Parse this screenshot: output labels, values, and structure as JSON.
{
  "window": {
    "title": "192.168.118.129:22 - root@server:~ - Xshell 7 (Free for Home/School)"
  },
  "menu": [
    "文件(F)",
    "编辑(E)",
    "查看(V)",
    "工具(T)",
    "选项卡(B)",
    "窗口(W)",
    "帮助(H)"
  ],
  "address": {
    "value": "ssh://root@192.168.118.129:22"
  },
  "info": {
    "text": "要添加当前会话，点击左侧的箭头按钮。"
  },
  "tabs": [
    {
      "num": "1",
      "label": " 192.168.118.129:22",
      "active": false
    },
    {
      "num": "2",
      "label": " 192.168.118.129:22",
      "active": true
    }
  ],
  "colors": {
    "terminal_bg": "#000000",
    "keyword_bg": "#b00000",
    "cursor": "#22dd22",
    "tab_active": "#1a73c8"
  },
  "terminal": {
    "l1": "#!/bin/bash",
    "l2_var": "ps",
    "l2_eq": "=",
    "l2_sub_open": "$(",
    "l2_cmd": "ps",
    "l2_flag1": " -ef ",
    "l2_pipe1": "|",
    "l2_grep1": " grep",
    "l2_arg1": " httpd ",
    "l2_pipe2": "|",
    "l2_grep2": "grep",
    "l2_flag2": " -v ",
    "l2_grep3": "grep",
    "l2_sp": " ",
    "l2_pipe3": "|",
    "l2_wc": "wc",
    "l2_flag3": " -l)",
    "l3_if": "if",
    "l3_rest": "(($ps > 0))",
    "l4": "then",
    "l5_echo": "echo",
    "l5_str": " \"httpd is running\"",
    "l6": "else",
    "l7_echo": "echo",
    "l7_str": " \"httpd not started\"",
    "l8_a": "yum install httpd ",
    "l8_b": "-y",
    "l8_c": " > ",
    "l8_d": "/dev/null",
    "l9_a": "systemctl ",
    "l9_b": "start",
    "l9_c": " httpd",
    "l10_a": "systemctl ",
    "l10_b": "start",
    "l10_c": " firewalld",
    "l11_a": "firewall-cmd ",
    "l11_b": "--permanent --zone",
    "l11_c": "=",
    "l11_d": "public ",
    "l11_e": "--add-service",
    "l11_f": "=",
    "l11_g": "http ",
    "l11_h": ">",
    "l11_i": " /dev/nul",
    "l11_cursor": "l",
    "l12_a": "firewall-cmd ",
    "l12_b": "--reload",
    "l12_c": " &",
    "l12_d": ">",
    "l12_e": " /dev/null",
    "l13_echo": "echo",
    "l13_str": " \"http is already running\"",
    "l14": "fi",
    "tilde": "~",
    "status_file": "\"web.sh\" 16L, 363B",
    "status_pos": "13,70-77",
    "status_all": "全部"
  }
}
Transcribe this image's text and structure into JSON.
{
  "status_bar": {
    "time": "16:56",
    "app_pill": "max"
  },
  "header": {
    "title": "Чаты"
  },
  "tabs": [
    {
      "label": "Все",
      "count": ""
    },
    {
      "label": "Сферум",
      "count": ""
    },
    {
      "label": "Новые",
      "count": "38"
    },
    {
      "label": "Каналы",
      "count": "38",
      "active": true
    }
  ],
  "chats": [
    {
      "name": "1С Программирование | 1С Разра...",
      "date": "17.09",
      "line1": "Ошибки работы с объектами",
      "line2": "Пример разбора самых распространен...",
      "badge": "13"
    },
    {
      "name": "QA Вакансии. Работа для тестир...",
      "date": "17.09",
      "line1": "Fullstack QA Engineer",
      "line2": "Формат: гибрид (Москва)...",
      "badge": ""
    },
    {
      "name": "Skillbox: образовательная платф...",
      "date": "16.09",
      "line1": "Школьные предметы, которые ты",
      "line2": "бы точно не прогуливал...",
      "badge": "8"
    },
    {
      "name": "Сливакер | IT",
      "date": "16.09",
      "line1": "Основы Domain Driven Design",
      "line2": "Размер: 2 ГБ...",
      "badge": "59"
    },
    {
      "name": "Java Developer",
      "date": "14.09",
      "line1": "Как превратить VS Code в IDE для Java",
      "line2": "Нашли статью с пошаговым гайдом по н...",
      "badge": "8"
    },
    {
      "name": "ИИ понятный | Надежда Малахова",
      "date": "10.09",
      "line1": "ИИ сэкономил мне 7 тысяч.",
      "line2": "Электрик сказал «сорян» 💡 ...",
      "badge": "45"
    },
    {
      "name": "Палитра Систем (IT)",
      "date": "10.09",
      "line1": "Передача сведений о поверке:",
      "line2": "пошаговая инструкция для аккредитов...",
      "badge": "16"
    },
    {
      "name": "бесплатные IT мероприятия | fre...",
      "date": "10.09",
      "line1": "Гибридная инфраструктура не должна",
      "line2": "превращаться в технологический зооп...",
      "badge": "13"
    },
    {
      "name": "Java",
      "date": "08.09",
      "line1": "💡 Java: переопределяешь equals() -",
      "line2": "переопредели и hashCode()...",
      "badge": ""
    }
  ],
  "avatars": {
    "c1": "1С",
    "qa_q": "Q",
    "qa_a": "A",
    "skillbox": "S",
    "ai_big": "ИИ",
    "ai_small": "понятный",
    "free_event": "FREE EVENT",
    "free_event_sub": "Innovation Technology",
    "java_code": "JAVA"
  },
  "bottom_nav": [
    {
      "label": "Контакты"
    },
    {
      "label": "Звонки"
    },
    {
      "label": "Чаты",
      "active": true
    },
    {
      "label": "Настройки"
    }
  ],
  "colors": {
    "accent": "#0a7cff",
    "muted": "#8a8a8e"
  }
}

#### Your task
Write out every entry above, word for word.

#### Output for this exercise
Parse this screenshot: output labels, values, and structure as JSON.
{
  "window": {
    "title": "192.168.118.129:22 - root@server:~ - Xshell 7 (Free for Home/School)"
  },
  "menu": [
    "文件(F)",
    "编辑(E)",
    "查看(V)",
    "工具(T)",
    "选项卡(B)",
    "窗口(W)",
    "帮助(H)"
  ],
  "address": {
    "value": "ssh://root@192.168.118.129:22"
  },
  "info": {
    "text": "要添加当前会话，点击左侧的箭头按钮。"
  },
  "tabs": [
    {
      "num": "1",
      "label": " 192.168.118.129:22",
      "active": false
    },
    {
      "num": "2",
      "label": " 192.168.118.129:22",
      "active": true
    }
  ],
  "colors": {
    "terminal_bg": "#000000",
    "keyword_bg": "#b00000",
    "cursor": "#22dd22",
    "tab_active": "#1a73c8"
  },
  "terminal": {
    "l1": "#!/bin/bash",
    "l2_var": "ps",
    "l2_eq": "=",
    "l2_sub_open": "$(",
    "l2_cmd": "ps",
    "l2_flag1": " -ef ",
    "l2_pipe1": "|",
    "l2_grep1": " grep",
    "l2_arg1": " httpd ",
    "l2_pipe2": "|",
    "l2_grep2": "grep",
    "l2_flag2": " -v ",
    "l2_grep3": "grep",
    "l2_sp": " ",
    "l2_pipe3": "|",
    "l2_wc": "wc",
    "l2_flag3": " -l)",
    "l3_if": "if",
    "l3_rest": "(($ps > 0))",
    "l4": "then",
    "l5_echo": "echo",
    "l5_str": " \"httpd is running\"",
    "l6": "else",
    "l7_echo": "echo",
    "l7_str": " \"httpd not started\"",
    "l8_a": "yum install httpd ",
    "l8_b": "-y",
    "l8_c": " > ",
    "l8_d": "/dev/null",
    "l9_a": "systemctl ",
    "l9_b": "start",
    "l9_c": " httpd",
    "l10_a": "systemctl ",
    "l10_b": "start",
    "l10_c": " firewalld",
    "l11_a": "firewall-cmd ",
    "l11_b": "--permanent --zone",
    "l11_c": "=",
    "l11_d": "public ",
    "l11_e": "--add-service",
    "l11_f": "=",
    "l11_g": "http ",
    "l11_h": ">",
    "l11_i": " /dev/nul",
    "l11_cursor": "l",
    "l12_a": "firewall-cmd ",
    "l12_b": "--reload",
    "l12_c": " &",
    "l12_d": ">",
    "l12_e": " /dev/null",
    "l13_echo": "echo",
    "l13_str": " \"http is already running\"",
    "l14": "fi",
    "tilde": "~",
    "status_file": "\"web.sh\" 16L, 363B",
    "status_pos": "13,70-77",
    "status_all": "全部"
  }
}
Transcribe this image's text and structure into JSON.
{
  "status_bar": {
    "time": "16:56",
    "app_pill": "max"
  },
  "header": {
    "title": "Чаты"
  },
  "tabs": [
    {
      "label": "Все",
      "count": ""
    },
    {
      "label": "Сферум",
      "count": ""
    },
    {
      "label": "Новые",
      "count": "38"
    },
    {
      "label": "Каналы",
      "count": "38",
      "active": true
    }
  ],
  "chats": [
    {
      "name": "1С Программирование | 1С Разра...",
      "date": "17.09",
      "line1": "Ошибки работы с объектами",
      "line2": "Пример разбора самых распространен...",
      "badge": "13"
    },
    {
      "name": "QA Вакансии. Работа для тестир...",
      "date": "17.09",
      "line1": "Fullstack QA Engineer",
      "line2": "Формат: гибрид (Москва)...",
      "badge": ""
    },
    {
      "name": "Skillbox: образовательная платф...",
      "date": "16.09",
      "line1": "Школьные предметы, которые ты",
      "line2": "бы точно не прогуливал...",
      "badge": "8"
    },
    {
      "name": "Сливакер | IT",
      "date": "16.09",
      "line1": "Основы Domain Driven Design",
      "line2": "Размер: 2 ГБ...",
      "badge": "59"
    },
    {
      "name": "Java Developer",
      "date": "14.09",
      "line1": "Как превратить VS Code в IDE для Java",
      "line2": "Нашли статью с пошаговым гайдом по н...",
      "badge": "8"
    },
    {
      "name": "ИИ понятный | Надежда Малахова",
      "date": "10.09",
      "line1": "ИИ сэкономил мне 7 тысяч.",
      "line2": "Электрик сказал «сорян» 💡 ...",
      "badge": "45"
    },
    {
      "name": "Палитра Систем (IT)",
      "date": "10.09",
      "line1": "Передача сведений о поверке:",
      "line2": "пошаговая инструкция для аккредитов...",
      "badge": "16"
    },
    {
      "name": "бесплатные IT мероприятия | fre...",
      "date": "10.09",
      "line1": "Гибридная инфраструктура не должна",
      "line2": "превращаться в технологический зооп...",
      "badge": "13"
    },
    {
      "name": "Java",
      "date": "08.09",
      "line1": "💡 Java: переопределяешь equals() -",
      "line2": "переопредели и hashCode()...",
      "badge": ""
    }
  ],
  "avatars": {
    "c1": "1С",
    "qa_q": "Q",
    "qa_a": "A",
    "skillbox": "S",
    "ai_big": "ИИ",
    "ai_small": "понятный",
    "free_event": "FREE EVENT",
    "free_event_sub": "Innovation Technology",
    "java_code": "JAVA"
  },
  "bottom_nav": [
    {
      "label": "Контакты"
    },
    {
      "label": "Звонки"
    },
    {
      "label": "Чаты",
      "active": true
    },
    {
      "label": "Настройки"
    }
  ],
  "colors": {
    "accent": "#0a7cff",
    "muted": "#8a8a8e"
  }
}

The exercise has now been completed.